- _SET EXERCISE_: Copy each line that contains the word "Matched".

- _DATASET RECORDS_:

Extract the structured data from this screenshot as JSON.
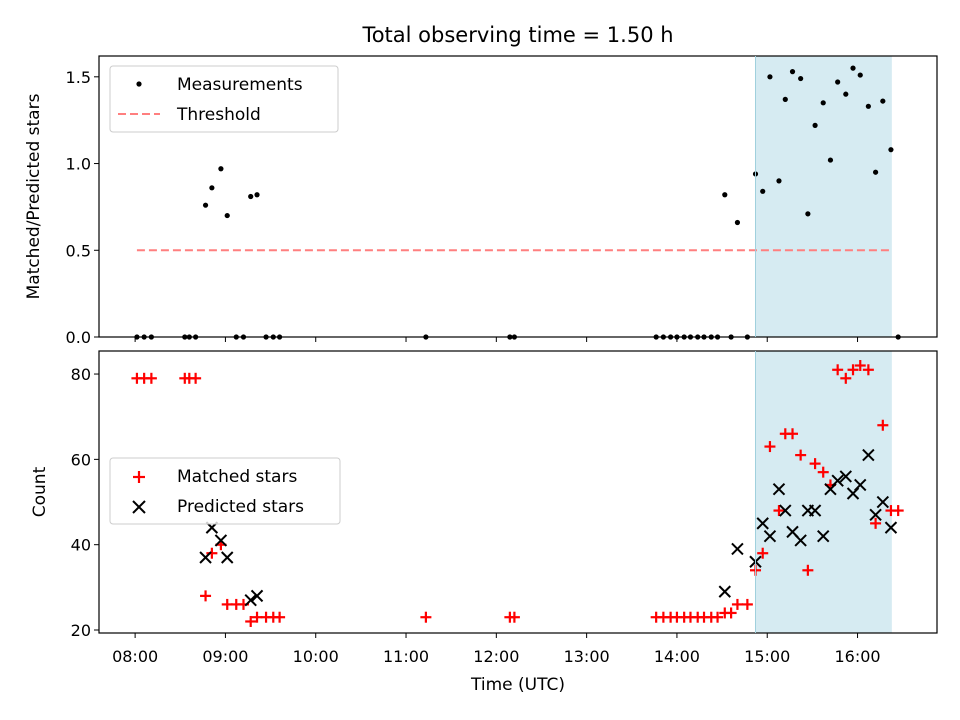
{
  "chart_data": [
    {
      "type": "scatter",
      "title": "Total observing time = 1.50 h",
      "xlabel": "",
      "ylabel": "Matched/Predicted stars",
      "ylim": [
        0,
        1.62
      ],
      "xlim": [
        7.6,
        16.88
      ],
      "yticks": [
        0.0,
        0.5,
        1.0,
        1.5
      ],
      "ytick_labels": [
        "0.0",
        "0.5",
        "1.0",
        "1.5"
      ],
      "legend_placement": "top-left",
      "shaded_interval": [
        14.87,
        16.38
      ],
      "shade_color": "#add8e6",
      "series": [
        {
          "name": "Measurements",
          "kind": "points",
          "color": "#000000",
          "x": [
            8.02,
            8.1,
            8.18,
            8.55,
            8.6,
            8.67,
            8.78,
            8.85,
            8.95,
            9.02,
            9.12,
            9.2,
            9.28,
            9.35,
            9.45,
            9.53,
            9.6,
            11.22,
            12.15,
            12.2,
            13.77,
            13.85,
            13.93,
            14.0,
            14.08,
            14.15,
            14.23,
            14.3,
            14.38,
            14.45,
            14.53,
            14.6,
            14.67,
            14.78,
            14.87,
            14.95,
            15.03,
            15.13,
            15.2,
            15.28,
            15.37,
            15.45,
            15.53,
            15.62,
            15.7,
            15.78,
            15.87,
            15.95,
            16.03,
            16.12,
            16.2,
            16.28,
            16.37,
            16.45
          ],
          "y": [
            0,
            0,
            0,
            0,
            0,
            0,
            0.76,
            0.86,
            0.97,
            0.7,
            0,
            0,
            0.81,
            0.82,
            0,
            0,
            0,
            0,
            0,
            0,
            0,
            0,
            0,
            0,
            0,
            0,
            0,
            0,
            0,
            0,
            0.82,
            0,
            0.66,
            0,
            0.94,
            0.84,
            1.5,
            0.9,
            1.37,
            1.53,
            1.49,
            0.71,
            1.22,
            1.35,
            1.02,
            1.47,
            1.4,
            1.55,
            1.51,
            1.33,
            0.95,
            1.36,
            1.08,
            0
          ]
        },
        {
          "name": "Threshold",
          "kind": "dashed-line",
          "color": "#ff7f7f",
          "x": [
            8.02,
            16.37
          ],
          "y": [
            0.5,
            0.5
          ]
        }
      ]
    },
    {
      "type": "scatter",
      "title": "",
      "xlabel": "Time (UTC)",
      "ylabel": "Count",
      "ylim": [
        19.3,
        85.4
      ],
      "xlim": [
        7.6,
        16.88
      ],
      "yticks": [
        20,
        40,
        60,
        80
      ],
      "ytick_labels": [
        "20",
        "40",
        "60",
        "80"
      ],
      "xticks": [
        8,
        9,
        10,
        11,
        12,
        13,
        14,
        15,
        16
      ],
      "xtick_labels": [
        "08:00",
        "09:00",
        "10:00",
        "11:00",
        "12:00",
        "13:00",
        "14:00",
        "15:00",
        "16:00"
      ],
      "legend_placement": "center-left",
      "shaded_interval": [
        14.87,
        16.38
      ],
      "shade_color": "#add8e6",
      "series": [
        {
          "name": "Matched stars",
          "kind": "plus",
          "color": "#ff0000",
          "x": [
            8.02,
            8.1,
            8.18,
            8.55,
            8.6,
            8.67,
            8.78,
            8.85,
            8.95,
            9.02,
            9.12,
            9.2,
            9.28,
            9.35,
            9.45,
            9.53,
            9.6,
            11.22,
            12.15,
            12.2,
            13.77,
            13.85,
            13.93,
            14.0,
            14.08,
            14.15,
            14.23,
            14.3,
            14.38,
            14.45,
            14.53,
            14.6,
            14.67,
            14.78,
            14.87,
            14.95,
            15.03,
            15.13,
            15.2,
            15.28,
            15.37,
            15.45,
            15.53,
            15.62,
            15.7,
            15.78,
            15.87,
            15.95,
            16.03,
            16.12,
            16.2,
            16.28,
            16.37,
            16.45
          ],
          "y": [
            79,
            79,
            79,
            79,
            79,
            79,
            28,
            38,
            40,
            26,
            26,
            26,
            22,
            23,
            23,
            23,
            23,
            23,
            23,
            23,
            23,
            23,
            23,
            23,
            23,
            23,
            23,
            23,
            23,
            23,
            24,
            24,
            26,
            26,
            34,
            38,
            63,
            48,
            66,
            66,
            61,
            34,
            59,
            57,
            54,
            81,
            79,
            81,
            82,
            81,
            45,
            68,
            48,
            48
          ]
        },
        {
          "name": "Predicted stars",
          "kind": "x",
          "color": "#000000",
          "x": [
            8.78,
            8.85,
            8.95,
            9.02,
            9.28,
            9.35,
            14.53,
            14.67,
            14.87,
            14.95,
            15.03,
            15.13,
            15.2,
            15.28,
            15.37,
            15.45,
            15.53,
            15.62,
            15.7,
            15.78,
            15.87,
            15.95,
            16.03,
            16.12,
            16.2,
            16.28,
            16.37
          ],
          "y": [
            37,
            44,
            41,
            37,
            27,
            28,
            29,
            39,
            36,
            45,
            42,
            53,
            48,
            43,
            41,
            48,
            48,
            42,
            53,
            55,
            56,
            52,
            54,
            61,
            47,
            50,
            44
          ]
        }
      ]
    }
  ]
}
* * *
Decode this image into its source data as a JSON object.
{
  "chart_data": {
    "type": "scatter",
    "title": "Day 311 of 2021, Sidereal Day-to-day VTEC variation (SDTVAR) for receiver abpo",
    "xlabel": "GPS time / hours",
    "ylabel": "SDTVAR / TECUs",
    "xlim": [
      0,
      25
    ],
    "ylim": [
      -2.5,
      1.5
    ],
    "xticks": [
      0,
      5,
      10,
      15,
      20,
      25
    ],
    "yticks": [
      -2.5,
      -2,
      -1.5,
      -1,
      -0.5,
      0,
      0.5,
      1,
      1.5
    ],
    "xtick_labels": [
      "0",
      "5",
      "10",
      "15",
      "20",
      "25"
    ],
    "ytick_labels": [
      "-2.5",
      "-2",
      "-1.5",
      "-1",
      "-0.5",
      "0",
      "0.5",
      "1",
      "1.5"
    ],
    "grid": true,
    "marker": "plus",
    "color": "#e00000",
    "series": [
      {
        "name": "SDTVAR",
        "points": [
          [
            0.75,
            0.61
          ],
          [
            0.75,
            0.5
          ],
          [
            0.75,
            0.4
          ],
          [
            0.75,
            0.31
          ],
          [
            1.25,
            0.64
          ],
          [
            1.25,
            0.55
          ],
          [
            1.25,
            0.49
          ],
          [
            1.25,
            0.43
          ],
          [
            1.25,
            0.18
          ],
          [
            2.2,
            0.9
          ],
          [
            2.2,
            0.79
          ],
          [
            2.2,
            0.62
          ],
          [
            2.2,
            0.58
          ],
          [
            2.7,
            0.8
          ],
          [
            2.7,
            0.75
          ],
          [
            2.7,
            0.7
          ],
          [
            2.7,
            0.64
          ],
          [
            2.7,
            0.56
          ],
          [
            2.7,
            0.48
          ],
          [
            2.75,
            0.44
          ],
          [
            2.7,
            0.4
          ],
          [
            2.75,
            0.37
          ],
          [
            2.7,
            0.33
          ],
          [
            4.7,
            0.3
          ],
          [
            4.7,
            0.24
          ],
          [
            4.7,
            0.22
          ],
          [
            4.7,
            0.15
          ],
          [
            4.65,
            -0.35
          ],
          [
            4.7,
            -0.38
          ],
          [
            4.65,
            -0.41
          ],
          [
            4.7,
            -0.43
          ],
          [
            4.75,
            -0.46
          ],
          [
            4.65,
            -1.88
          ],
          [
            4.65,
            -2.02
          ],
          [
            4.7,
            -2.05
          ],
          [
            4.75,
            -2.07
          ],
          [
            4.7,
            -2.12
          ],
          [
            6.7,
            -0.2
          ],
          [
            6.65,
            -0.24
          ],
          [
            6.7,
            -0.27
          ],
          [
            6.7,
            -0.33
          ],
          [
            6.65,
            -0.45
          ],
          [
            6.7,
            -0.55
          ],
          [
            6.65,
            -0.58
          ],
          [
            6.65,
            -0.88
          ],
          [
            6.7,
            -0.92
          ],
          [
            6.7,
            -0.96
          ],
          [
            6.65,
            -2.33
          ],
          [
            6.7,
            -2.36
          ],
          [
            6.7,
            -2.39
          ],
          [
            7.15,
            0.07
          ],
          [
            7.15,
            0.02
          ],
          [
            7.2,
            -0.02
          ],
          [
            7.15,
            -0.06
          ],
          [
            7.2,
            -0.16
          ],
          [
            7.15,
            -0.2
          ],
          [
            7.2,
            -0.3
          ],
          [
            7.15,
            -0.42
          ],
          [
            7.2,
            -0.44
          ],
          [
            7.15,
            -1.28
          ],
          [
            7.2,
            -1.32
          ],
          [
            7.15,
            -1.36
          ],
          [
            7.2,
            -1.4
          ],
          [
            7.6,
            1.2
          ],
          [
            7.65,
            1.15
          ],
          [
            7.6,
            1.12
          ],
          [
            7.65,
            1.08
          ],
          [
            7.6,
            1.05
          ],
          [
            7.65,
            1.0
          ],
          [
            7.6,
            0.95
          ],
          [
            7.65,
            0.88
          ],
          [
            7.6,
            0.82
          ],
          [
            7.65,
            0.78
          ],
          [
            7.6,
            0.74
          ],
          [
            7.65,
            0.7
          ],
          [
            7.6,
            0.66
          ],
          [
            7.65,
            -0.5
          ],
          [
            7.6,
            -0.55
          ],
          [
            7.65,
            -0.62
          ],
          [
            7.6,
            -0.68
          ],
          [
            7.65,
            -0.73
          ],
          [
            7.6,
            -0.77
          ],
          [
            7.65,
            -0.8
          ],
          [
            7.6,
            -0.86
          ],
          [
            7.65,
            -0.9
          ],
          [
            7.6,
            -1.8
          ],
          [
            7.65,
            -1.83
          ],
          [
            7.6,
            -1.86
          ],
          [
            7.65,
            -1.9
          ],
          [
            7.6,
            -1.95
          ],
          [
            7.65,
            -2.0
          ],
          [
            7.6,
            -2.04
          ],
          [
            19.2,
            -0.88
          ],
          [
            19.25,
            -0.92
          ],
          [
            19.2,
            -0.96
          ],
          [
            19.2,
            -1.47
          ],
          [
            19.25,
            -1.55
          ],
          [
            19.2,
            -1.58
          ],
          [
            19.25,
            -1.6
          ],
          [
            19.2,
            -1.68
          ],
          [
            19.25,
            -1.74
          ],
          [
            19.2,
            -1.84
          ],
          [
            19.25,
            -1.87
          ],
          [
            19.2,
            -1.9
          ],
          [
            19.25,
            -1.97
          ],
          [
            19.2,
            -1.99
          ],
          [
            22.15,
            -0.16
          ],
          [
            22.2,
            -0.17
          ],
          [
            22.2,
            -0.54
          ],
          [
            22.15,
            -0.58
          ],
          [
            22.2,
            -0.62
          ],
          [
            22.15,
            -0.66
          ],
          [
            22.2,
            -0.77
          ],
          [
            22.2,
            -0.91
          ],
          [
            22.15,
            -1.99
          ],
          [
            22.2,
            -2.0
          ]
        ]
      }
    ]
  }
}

- _EXPECTED OUTPUT_:
      "ylabel": "Matched/Predicted stars",
          "name": "Matched stars",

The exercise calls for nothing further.